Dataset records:
——
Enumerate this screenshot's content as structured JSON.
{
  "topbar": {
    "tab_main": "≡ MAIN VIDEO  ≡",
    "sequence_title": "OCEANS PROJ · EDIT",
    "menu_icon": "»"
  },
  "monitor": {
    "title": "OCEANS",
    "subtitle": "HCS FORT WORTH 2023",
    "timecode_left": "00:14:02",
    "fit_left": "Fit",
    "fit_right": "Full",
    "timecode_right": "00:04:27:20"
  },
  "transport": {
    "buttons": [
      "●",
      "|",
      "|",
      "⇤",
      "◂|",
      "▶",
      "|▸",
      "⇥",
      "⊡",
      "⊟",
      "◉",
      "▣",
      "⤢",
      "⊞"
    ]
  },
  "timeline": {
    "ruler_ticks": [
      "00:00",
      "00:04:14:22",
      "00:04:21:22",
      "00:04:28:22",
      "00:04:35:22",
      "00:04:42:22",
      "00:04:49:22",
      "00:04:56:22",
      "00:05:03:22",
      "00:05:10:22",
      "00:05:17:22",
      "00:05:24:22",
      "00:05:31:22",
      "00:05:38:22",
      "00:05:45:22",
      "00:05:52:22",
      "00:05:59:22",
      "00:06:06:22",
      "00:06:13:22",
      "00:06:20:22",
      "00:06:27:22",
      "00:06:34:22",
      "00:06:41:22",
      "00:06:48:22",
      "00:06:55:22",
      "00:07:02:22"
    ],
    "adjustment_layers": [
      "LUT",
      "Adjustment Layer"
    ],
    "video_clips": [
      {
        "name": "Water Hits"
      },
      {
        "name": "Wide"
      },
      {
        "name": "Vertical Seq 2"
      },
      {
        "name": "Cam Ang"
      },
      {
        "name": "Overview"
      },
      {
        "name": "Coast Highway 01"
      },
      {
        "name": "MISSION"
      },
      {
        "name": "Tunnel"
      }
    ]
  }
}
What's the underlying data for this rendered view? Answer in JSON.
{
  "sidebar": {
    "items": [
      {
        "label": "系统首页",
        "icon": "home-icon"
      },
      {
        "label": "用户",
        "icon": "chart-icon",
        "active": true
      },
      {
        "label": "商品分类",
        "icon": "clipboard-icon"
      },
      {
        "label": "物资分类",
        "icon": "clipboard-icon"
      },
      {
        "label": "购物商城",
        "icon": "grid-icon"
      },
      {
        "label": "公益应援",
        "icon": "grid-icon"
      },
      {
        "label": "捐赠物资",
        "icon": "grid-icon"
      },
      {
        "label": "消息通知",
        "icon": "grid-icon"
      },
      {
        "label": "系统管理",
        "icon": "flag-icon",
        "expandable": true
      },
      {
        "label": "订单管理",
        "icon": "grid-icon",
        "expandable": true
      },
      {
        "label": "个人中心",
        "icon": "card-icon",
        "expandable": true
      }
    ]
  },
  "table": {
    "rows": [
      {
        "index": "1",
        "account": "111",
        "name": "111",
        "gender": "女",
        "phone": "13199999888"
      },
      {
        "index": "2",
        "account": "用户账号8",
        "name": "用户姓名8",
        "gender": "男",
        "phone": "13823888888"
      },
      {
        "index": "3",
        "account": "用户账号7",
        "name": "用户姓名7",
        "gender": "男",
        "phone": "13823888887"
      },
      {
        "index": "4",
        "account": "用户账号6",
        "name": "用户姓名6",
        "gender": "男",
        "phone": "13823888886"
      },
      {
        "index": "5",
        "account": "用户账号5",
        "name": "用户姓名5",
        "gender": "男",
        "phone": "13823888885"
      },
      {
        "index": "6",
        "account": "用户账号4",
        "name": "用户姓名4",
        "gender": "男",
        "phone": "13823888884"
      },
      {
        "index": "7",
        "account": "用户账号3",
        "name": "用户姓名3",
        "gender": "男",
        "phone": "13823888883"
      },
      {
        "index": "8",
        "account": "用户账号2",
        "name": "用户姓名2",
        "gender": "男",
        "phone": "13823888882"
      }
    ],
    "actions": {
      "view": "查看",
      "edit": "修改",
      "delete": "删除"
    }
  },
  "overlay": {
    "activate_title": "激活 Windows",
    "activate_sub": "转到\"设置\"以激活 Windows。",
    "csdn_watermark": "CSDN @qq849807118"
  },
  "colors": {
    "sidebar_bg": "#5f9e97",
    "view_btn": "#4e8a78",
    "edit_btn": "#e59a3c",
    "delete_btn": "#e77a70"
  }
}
——
*The problem*. Scan the records for the string "account". Copy each line in which it appears.

*Answer in full*.
        "account": "111",
        "account": "用户账号8",
        "account": "用户账号7",
        "account": "用户账号6",
        "account": "用户账号5",
        "account": "用户账号4",
        "account": "用户账号3",
        "account": "用户账号2",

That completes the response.